### Work required
Copy every line from the material below that holds "Total".

[Source records]
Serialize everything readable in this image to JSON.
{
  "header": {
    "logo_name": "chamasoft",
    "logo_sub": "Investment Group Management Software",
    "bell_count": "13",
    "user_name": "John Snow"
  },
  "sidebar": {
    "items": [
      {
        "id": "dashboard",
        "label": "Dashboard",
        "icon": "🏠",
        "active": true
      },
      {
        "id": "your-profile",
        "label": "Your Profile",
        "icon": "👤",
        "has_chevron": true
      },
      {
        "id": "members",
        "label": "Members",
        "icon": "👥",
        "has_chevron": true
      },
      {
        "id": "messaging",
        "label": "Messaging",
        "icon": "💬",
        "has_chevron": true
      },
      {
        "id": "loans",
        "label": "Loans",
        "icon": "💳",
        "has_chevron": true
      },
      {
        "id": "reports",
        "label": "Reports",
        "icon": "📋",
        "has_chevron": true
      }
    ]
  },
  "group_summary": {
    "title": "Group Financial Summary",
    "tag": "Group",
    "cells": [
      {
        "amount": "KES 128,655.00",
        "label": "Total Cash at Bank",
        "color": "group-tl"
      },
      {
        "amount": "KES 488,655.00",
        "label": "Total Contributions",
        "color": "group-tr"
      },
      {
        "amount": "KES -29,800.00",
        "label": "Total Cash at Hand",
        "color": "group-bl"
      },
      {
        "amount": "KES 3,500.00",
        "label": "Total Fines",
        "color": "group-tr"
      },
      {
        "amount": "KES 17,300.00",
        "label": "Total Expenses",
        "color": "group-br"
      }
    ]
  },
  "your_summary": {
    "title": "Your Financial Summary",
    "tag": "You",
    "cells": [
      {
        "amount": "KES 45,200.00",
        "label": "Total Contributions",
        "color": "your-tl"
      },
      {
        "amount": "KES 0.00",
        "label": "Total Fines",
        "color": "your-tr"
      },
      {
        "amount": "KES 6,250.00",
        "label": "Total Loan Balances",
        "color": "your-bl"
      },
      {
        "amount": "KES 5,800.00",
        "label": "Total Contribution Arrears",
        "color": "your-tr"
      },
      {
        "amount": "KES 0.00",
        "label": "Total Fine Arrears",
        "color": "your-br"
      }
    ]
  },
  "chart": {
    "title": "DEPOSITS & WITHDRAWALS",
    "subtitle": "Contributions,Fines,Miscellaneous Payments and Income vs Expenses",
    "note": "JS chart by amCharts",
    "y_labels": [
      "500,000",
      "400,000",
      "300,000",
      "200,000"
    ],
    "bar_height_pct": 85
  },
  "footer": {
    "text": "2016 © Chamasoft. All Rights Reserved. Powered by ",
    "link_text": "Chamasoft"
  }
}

* * *

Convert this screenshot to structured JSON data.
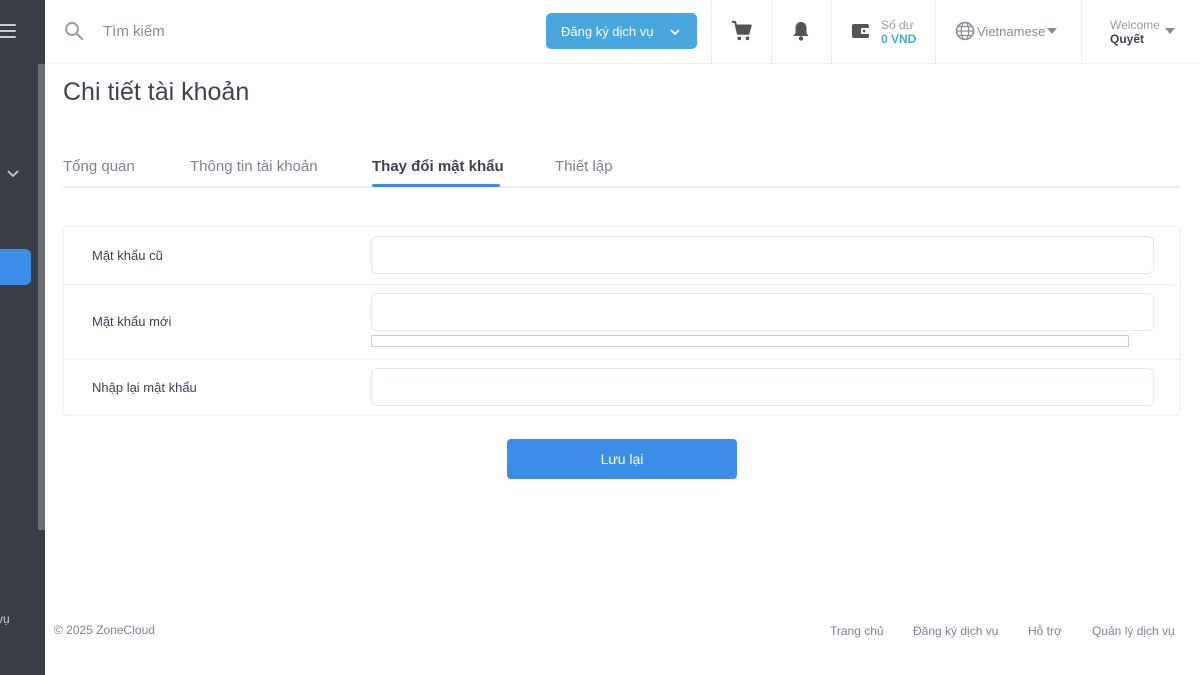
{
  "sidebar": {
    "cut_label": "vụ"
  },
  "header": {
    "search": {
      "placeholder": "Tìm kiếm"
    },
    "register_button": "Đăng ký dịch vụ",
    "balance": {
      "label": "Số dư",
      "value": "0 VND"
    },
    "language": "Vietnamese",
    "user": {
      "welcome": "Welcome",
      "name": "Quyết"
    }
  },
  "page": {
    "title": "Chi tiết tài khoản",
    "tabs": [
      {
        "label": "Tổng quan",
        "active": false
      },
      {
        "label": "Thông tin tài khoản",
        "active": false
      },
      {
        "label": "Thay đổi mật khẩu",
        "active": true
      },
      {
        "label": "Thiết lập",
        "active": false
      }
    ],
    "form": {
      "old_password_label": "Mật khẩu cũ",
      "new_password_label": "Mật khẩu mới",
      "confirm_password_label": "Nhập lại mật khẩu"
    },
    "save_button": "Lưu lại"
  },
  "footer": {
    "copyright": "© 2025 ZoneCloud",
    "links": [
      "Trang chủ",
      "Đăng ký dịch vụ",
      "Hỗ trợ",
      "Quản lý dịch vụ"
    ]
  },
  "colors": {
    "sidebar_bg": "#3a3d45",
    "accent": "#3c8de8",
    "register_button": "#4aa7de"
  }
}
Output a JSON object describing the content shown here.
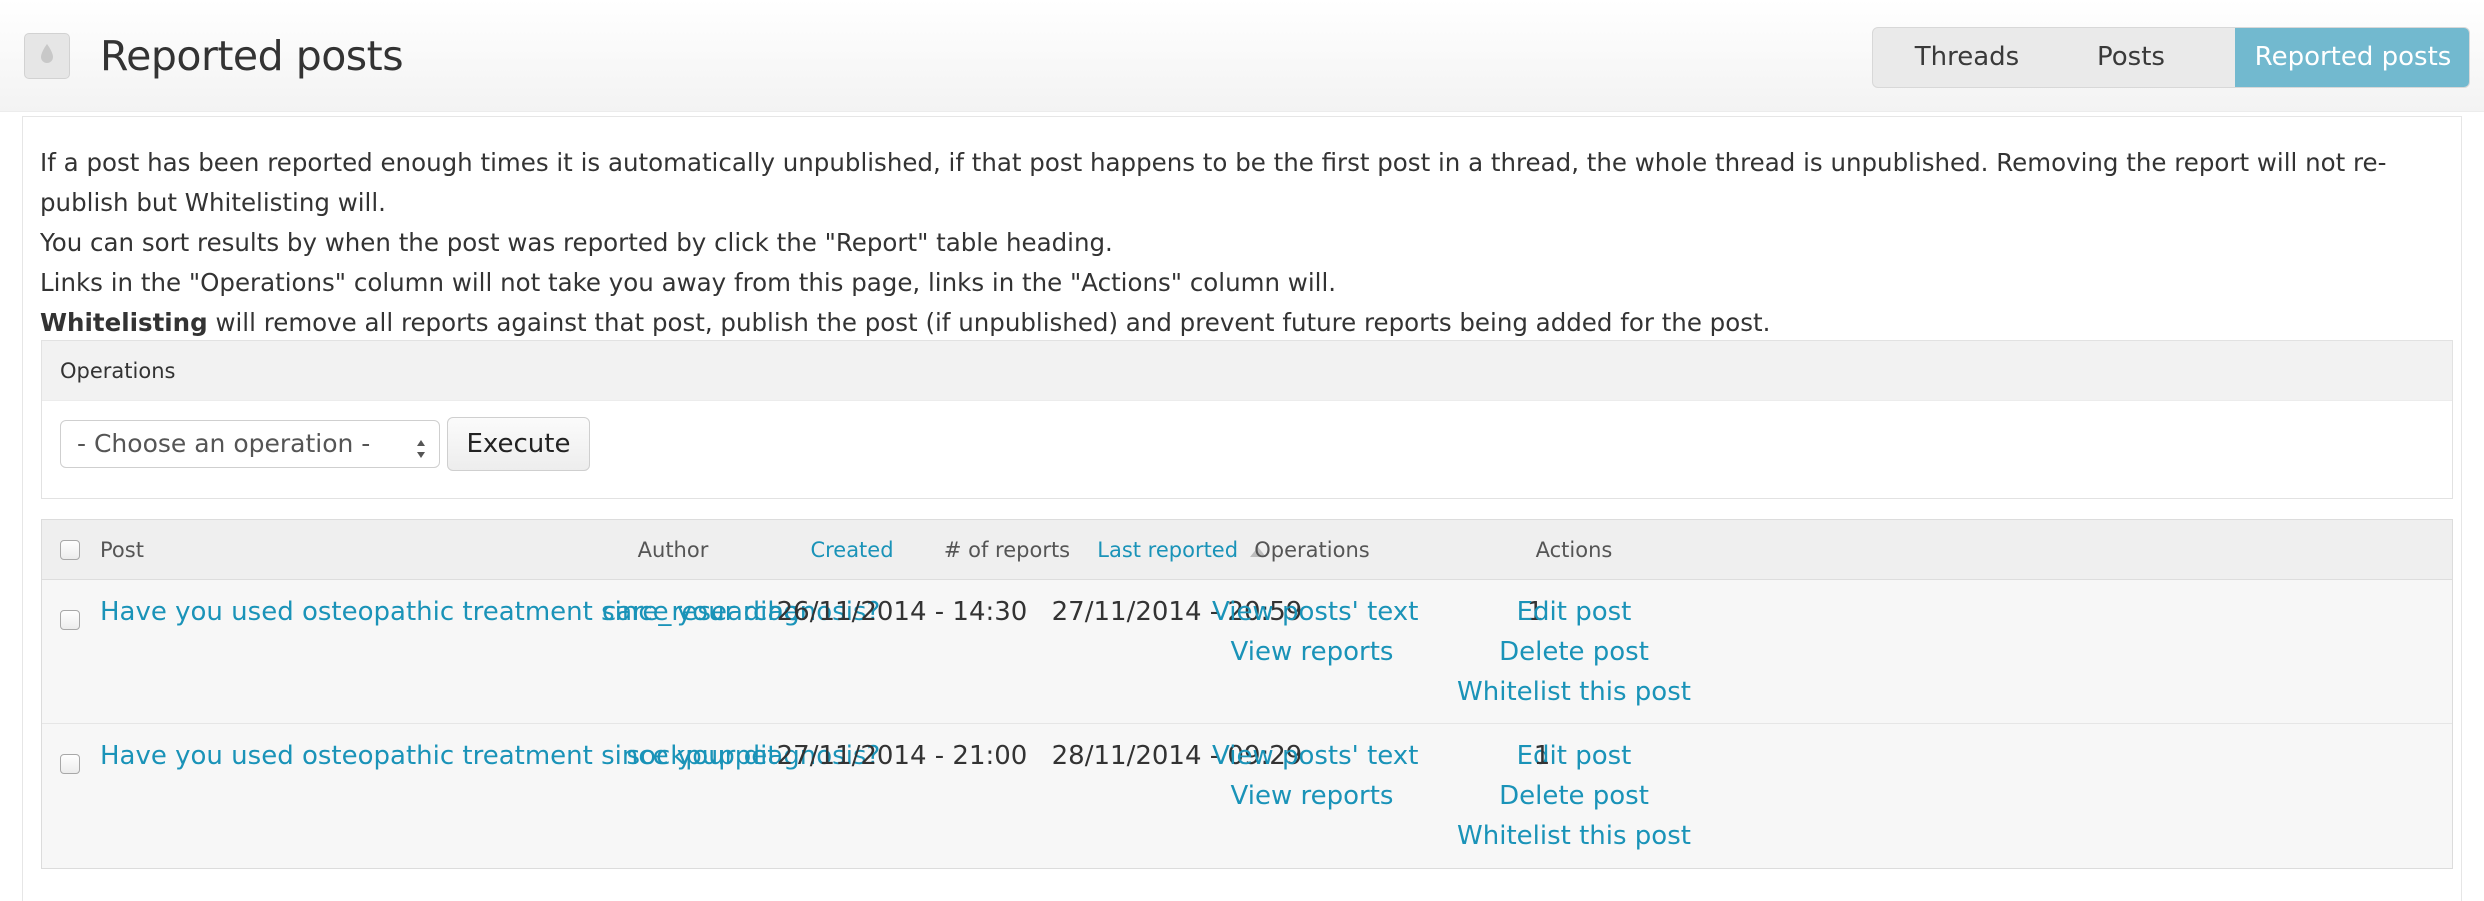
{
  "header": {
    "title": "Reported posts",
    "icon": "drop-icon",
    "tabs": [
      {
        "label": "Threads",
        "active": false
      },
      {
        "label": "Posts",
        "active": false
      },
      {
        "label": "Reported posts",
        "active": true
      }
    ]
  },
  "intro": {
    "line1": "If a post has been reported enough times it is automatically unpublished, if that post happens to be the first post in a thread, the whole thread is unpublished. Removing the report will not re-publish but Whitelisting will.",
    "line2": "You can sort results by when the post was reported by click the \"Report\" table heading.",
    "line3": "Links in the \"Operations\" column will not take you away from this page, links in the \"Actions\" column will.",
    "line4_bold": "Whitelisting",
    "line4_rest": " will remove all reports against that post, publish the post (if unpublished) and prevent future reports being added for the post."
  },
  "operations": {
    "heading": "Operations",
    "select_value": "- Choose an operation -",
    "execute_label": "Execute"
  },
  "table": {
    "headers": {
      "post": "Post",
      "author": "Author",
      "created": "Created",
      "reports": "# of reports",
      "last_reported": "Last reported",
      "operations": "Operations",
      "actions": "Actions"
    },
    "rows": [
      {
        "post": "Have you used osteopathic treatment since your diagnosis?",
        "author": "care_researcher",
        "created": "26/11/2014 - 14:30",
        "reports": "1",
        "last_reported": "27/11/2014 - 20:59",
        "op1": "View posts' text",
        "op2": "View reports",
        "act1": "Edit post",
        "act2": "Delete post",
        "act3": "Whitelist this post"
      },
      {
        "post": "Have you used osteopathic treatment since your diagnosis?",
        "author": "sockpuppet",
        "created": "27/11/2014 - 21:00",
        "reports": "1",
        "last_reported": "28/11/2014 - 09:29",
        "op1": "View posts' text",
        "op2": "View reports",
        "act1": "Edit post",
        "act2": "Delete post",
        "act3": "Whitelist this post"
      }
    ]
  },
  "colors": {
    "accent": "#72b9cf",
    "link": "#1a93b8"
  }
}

### The completed task
        "label": "Total Cash at Bank",
        "label": "Total Contributions",
        "label": "Total Cash at Hand",
        "label": "Total Fines",
        "label": "Total Expenses",
        "label": "Total Contributions",
        "label": "Total Fines",
        "label": "Total Loan Balances",
        "label": "Total Contribution Arrears",
        "label": "Total Fine Arrears",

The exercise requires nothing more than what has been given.